Locate each line in the records below that contains the string "frame", and copy those lines in full.

[Items from a dataset]
________________

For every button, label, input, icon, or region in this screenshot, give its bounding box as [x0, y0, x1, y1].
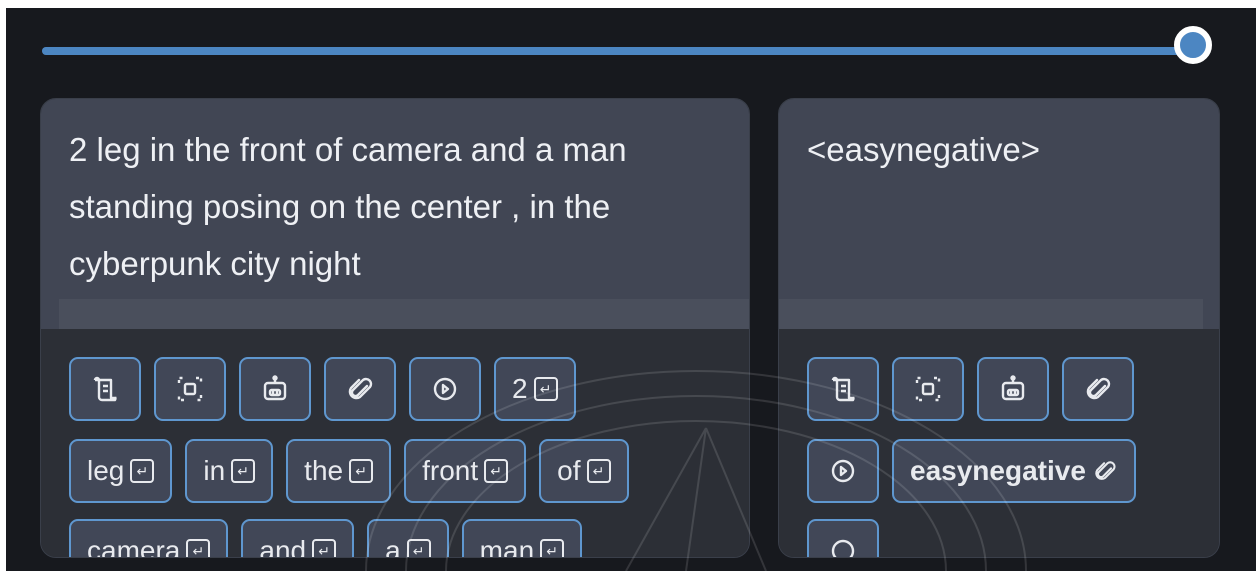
token-label: 2	[512, 373, 528, 404]
paperclip-icon[interactable]	[324, 357, 396, 421]
negative-chip-row-1	[807, 357, 1134, 421]
paperclip-icon[interactable]	[1062, 357, 1134, 421]
negative-prompt-panel: <easynegative> easynegative	[778, 98, 1220, 558]
paperclip-icon	[1095, 461, 1116, 480]
scroll-icon[interactable]	[807, 357, 879, 421]
token-chip[interactable]: of ↵	[539, 439, 629, 503]
token-chip[interactable]: in ↵	[185, 439, 274, 503]
negative-token-area: easynegative	[779, 329, 1219, 557]
positive-prompt-field[interactable]: 2 leg in the front of camera and a man s…	[41, 99, 749, 329]
embedding-label: easynegative	[910, 455, 1086, 486]
app-frame: 2 leg in the front of camera and a man s…	[6, 8, 1256, 571]
token-chip[interactable]: and ↵	[241, 519, 355, 558]
token-label: the	[304, 455, 344, 486]
enter-icon: ↵	[484, 459, 509, 483]
positive-chip-row-2: leg ↵ in ↵ the ↵ front ↵ of ↵	[69, 439, 629, 503]
negative-chip-row-2: easynegative	[807, 439, 1136, 503]
enter-icon: ↵	[533, 377, 558, 401]
negative-chip-row-3	[807, 519, 879, 557]
token-label: a	[385, 535, 401, 558]
token-chip[interactable]: the ↵	[286, 439, 392, 503]
token-label: leg	[87, 455, 125, 486]
slider-thumb[interactable]	[1174, 26, 1212, 64]
token-chip[interactable]: leg ↵	[69, 439, 173, 503]
robot-icon[interactable]	[977, 357, 1049, 421]
token-label: front	[422, 455, 479, 486]
panel-divider	[59, 299, 749, 329]
token-chip[interactable]: man ↵	[461, 519, 583, 558]
embedding-chip[interactable]: easynegative	[892, 439, 1136, 503]
token-label: in	[203, 455, 226, 486]
token-label: camera	[87, 535, 181, 558]
enter-icon: ↵	[130, 459, 155, 483]
select-frame-icon[interactable]	[154, 357, 226, 421]
enter-icon: ↵	[186, 539, 211, 557]
enter-icon: ↵	[586, 459, 611, 483]
token-chip[interactable]: front ↵	[404, 439, 527, 503]
negative-prompt-text[interactable]: <easynegative>	[807, 121, 1191, 178]
enter-icon: ↵	[312, 539, 337, 557]
positive-token-area: 2 ↵ leg ↵ in ↵ the ↵ front ↵ of ↵ camera…	[41, 329, 749, 557]
panel-divider	[779, 299, 1203, 329]
options-circle-icon[interactable]	[807, 519, 879, 557]
token-label: of	[557, 455, 581, 486]
enter-icon: ↵	[540, 539, 565, 557]
positive-chip-row-1: 2 ↵	[69, 357, 576, 421]
token-chip[interactable]: 2 ↵	[494, 357, 576, 421]
robot-icon[interactable]	[239, 357, 311, 421]
scroll-icon[interactable]	[69, 357, 141, 421]
select-frame-icon[interactable]	[892, 357, 964, 421]
enter-icon: ↵	[349, 459, 374, 483]
enter-icon: ↵	[406, 539, 431, 557]
positive-chip-row-3: camera ↵ and ↵ a ↵ man ↵	[69, 519, 583, 558]
negative-prompt-field[interactable]: <easynegative>	[779, 99, 1219, 329]
positive-prompt-panel: 2 leg in the front of camera and a man s…	[40, 98, 750, 558]
positive-prompt-text[interactable]: 2 leg in the front of camera and a man s…	[69, 121, 721, 292]
token-chip[interactable]: camera ↵	[69, 519, 229, 558]
token-label: and	[259, 535, 307, 558]
weight-slider[interactable]	[42, 47, 1206, 55]
enter-icon: ↵	[231, 459, 256, 483]
play-circle-icon[interactable]	[807, 439, 879, 503]
token-label: man	[479, 535, 535, 558]
slider-fill	[42, 47, 1206, 55]
play-circle-icon[interactable]	[409, 357, 481, 421]
token-chip[interactable]: a ↵	[367, 519, 449, 558]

________________

# Response:
app-frame: 2 leg in the front of camera and a man s…	[6, 8, 1256, 571]
select-frame-icon[interactable]	[154, 357, 226, 421]
select-frame-icon[interactable]	[892, 357, 964, 421]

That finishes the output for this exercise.